= DATA SHOWN =
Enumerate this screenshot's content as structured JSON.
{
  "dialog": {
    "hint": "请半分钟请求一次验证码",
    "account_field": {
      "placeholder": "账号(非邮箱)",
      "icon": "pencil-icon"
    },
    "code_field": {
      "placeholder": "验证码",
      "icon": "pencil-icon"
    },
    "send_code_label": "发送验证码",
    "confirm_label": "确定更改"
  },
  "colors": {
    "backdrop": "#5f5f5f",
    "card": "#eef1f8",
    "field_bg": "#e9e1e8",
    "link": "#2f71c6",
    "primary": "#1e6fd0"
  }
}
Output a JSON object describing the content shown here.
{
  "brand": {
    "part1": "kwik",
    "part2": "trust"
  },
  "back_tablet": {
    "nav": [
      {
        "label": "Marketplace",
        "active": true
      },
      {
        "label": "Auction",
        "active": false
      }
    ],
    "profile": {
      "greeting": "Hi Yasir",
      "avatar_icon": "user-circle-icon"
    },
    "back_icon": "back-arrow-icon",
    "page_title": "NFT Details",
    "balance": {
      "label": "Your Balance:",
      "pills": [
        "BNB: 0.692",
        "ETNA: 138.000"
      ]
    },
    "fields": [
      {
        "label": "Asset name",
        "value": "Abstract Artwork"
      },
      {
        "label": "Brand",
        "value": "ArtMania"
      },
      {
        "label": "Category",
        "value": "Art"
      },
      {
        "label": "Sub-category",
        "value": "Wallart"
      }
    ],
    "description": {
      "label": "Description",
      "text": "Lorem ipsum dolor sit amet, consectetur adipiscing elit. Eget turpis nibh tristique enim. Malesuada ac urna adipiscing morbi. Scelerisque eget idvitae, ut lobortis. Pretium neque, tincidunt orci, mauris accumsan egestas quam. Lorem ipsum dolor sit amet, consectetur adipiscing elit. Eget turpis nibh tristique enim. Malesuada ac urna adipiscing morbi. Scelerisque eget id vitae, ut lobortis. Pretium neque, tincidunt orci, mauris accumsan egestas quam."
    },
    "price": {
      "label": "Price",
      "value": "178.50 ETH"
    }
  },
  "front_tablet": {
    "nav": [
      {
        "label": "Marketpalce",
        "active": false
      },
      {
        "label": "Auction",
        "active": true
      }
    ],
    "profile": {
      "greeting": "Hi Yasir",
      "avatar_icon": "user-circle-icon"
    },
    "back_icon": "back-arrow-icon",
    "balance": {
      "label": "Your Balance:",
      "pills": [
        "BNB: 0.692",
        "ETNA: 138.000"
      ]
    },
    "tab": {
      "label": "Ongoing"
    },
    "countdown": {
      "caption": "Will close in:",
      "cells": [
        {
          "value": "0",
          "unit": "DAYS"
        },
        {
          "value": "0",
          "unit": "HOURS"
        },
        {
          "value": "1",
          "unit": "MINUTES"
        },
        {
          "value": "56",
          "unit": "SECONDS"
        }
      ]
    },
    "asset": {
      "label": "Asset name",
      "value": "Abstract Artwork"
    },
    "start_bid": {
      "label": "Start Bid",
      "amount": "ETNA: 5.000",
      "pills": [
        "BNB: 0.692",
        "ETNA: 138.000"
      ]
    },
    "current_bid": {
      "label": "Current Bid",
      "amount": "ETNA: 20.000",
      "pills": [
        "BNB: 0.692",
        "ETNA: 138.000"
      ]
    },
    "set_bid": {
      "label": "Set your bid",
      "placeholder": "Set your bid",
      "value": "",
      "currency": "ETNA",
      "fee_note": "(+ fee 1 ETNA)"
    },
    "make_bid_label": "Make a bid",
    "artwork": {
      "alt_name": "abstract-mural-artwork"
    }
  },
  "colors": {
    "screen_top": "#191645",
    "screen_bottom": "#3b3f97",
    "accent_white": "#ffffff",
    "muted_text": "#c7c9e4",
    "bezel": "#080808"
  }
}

= DO THIS =
Take the lines above and retype all of them exactly.

= RESULT OF THE TASK =
Enumerate this screenshot's content as structured JSON.
{
  "dialog": {
    "hint": "请半分钟请求一次验证码",
    "account_field": {
      "placeholder": "账号(非邮箱)",
      "icon": "pencil-icon"
    },
    "code_field": {
      "placeholder": "验证码",
      "icon": "pencil-icon"
    },
    "send_code_label": "发送验证码",
    "confirm_label": "确定更改"
  },
  "colors": {
    "backdrop": "#5f5f5f",
    "card": "#eef1f8",
    "field_bg": "#e9e1e8",
    "link": "#2f71c6",
    "primary": "#1e6fd0"
  }
}
Output a JSON object describing the content shown here.
{
  "brand": {
    "part1": "kwik",
    "part2": "trust"
  },
  "back_tablet": {
    "nav": [
      {
        "label": "Marketplace",
        "active": true
      },
      {
        "label": "Auction",
        "active": false
      }
    ],
    "profile": {
      "greeting": "Hi Yasir",
      "avatar_icon": "user-circle-icon"
    },
    "back_icon": "back-arrow-icon",
    "page_title": "NFT Details",
    "balance": {
      "label": "Your Balance:",
      "pills": [
        "BNB: 0.692",
        "ETNA: 138.000"
      ]
    },
    "fields": [
      {
        "label": "Asset name",
        "value": "Abstract Artwork"
      },
      {
        "label": "Brand",
        "value": "ArtMania"
      },
      {
        "label": "Category",
        "value": "Art"
      },
      {
        "label": "Sub-category",
        "value": "Wallart"
      }
    ],
    "description": {
      "label": "Description",
      "text": "Lorem ipsum dolor sit amet, consectetur adipiscing elit. Eget turpis nibh tristique enim. Malesuada ac urna adipiscing morbi. Scelerisque eget idvitae, ut lobortis. Pretium neque, tincidunt orci, mauris accumsan egestas quam. Lorem ipsum dolor sit amet, consectetur adipiscing elit. Eget turpis nibh tristique enim. Malesuada ac urna adipiscing morbi. Scelerisque eget id vitae, ut lobortis. Pretium neque, tincidunt orci, mauris accumsan egestas quam."
    },
    "price": {
      "label": "Price",
      "value": "178.50 ETH"
    }
  },
  "front_tablet": {
    "nav": [
      {
        "label": "Marketpalce",
        "active": false
      },
      {
        "label": "Auction",
        "active": true
      }
    ],
    "profile": {
      "greeting": "Hi Yasir",
      "avatar_icon": "user-circle-icon"
    },
    "back_icon": "back-arrow-icon",
    "balance": {
      "label": "Your Balance:",
      "pills": [
        "BNB: 0.692",
        "ETNA: 138.000"
      ]
    },
    "tab": {
      "label": "Ongoing"
    },
    "countdown": {
      "caption": "Will close in:",
      "cells": [
        {
          "value": "0",
          "unit": "DAYS"
        },
        {
          "value": "0",
          "unit": "HOURS"
        },
        {
          "value": "1",
          "unit": "MINUTES"
        },
        {
          "value": "56",
          "unit": "SECONDS"
        }
      ]
    },
    "asset": {
      "label": "Asset name",
      "value": "Abstract Artwork"
    },
    "start_bid": {
      "label": "Start Bid",
      "amount": "ETNA: 5.000",
      "pills": [
        "BNB: 0.692",
        "ETNA: 138.000"
      ]
    },
    "current_bid": {
      "label": "Current Bid",
      "amount": "ETNA: 20.000",
      "pills": [
        "BNB: 0.692",
        "ETNA: 138.000"
      ]
    },
    "set_bid": {
      "label": "Set your bid",
      "placeholder": "Set your bid",
      "value": "",
      "currency": "ETNA",
      "fee_note": "(+ fee 1 ETNA)"
    },
    "make_bid_label": "Make a bid",
    "artwork": {
      "alt_name": "abstract-mural-artwork"
    }
  },
  "colors": {
    "screen_top": "#191645",
    "screen_bottom": "#3b3f97",
    "accent_white": "#ffffff",
    "muted_text": "#c7c9e4",
    "bezel": "#080808"
  }
}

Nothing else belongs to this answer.